**INSTRUCTIONS FOR THE TASK**
Copy each line that holds "this".

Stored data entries
━━━━━━━━
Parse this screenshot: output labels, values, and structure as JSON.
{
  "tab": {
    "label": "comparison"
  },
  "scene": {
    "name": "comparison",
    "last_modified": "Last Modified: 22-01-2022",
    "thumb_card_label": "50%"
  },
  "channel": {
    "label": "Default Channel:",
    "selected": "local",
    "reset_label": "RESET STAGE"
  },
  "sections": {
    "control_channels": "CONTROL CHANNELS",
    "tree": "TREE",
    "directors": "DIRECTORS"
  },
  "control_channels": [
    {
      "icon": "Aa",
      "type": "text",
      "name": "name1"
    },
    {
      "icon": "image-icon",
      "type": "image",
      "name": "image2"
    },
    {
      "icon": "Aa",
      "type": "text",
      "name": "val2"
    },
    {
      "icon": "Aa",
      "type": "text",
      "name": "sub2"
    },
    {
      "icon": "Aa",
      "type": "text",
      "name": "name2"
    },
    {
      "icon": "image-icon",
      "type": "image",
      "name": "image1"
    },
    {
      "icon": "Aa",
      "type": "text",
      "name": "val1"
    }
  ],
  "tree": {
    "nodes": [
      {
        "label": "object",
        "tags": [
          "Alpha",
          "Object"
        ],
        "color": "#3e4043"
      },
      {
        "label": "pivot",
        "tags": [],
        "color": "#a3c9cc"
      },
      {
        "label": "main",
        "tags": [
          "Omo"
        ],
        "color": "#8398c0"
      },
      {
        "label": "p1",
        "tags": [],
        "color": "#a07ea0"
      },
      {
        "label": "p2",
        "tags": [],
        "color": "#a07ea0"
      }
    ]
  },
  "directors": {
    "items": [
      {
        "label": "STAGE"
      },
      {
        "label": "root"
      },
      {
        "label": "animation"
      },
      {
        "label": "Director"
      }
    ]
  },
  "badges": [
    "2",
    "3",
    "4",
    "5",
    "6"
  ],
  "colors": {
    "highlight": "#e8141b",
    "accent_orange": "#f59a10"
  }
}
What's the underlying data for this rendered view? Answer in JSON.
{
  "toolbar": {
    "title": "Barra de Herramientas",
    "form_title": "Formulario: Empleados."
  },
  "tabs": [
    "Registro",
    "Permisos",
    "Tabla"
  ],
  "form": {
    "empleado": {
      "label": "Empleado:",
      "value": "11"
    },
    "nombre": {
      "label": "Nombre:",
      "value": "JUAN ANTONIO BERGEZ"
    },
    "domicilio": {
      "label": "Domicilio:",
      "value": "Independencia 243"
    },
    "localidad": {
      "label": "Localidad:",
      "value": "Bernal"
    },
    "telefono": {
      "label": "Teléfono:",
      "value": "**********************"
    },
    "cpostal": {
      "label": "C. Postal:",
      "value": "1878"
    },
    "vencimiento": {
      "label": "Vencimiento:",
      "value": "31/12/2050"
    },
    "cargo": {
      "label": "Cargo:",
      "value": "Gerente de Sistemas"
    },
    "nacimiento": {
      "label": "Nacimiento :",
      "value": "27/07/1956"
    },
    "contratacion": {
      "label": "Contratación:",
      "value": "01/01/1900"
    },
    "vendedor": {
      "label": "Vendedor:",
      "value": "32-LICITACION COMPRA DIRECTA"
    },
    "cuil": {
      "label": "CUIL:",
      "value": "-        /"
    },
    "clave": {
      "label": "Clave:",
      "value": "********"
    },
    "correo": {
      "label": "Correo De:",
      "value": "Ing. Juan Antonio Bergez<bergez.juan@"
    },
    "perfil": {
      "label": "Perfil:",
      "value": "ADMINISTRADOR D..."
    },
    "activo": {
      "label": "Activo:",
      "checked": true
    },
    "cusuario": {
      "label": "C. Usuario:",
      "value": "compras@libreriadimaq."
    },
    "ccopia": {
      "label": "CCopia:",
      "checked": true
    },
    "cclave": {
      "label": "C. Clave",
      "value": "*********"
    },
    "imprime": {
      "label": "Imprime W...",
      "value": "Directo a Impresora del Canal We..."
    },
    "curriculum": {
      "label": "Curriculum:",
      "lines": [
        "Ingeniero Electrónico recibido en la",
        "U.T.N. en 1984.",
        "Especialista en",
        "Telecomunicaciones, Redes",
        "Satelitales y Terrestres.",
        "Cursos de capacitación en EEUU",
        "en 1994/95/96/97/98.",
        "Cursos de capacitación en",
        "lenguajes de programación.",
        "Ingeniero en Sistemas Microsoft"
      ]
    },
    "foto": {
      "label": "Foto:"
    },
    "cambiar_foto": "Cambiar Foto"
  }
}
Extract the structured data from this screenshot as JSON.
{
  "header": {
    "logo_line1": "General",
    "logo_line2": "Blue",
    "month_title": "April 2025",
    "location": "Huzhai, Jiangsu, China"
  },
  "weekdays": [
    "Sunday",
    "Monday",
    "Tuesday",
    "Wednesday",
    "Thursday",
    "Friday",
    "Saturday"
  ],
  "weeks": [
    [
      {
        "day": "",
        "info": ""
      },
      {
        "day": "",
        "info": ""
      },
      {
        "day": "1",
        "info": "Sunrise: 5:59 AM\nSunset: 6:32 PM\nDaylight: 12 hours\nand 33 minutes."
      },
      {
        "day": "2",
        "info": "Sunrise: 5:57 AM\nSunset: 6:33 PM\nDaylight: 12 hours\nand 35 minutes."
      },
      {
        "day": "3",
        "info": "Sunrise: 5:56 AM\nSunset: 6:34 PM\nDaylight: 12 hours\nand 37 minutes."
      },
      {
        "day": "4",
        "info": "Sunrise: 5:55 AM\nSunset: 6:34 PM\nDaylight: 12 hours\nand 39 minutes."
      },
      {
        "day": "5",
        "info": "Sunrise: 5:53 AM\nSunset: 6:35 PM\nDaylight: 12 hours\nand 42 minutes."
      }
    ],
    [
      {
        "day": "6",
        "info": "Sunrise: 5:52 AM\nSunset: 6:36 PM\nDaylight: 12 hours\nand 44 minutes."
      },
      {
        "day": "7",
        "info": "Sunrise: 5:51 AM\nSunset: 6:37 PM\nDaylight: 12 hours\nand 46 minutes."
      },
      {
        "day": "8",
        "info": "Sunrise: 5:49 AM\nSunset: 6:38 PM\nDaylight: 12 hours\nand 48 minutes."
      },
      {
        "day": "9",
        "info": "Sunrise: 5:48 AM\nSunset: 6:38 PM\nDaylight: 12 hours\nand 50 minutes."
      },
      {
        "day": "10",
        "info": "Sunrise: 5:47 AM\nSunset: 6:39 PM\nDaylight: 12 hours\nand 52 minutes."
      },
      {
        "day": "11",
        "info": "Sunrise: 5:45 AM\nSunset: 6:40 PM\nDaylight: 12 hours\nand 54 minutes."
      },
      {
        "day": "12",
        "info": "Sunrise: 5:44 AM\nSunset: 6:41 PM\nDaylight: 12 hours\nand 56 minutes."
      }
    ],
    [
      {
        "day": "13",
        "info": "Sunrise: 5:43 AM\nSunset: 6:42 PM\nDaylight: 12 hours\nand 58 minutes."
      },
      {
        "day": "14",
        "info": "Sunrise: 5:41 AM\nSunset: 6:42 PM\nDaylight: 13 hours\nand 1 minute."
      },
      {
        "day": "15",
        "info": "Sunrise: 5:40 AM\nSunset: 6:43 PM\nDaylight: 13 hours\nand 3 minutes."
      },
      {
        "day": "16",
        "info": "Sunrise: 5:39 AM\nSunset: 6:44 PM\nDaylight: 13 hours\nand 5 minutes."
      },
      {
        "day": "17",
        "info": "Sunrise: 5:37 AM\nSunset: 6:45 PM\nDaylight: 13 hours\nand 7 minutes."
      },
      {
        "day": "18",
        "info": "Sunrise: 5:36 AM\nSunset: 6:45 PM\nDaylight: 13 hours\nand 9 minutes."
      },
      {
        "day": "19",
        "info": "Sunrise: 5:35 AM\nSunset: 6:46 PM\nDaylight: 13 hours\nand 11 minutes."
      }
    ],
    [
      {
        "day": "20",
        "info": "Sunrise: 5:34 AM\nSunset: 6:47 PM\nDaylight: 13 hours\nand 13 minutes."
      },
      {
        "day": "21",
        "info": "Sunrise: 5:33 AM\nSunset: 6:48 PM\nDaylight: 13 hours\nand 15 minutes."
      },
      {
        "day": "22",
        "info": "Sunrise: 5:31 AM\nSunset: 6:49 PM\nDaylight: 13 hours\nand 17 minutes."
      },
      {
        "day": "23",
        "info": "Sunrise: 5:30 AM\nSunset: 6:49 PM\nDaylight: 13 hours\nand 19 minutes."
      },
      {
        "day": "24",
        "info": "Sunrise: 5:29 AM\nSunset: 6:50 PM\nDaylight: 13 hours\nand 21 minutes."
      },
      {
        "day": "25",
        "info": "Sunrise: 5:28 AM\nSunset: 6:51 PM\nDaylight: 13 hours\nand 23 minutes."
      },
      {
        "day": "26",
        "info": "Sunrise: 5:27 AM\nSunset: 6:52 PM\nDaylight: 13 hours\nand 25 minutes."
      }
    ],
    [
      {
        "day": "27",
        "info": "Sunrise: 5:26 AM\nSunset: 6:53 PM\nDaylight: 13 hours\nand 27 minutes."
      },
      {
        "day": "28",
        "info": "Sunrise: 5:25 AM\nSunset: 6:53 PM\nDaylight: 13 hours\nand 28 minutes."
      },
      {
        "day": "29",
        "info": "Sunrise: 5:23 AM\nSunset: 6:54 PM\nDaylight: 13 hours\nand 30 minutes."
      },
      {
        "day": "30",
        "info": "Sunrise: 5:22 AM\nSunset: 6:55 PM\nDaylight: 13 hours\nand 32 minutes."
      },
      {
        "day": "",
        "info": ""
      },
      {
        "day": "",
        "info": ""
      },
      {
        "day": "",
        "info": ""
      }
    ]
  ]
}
━━━━━━━━
**TASK RESULT**
Parse this screenshot: output labels, values, and structure as JSON.
What's the underlying data for this rendered view? Answer in JSON.
Extract the structured data from this screenshot as JSON.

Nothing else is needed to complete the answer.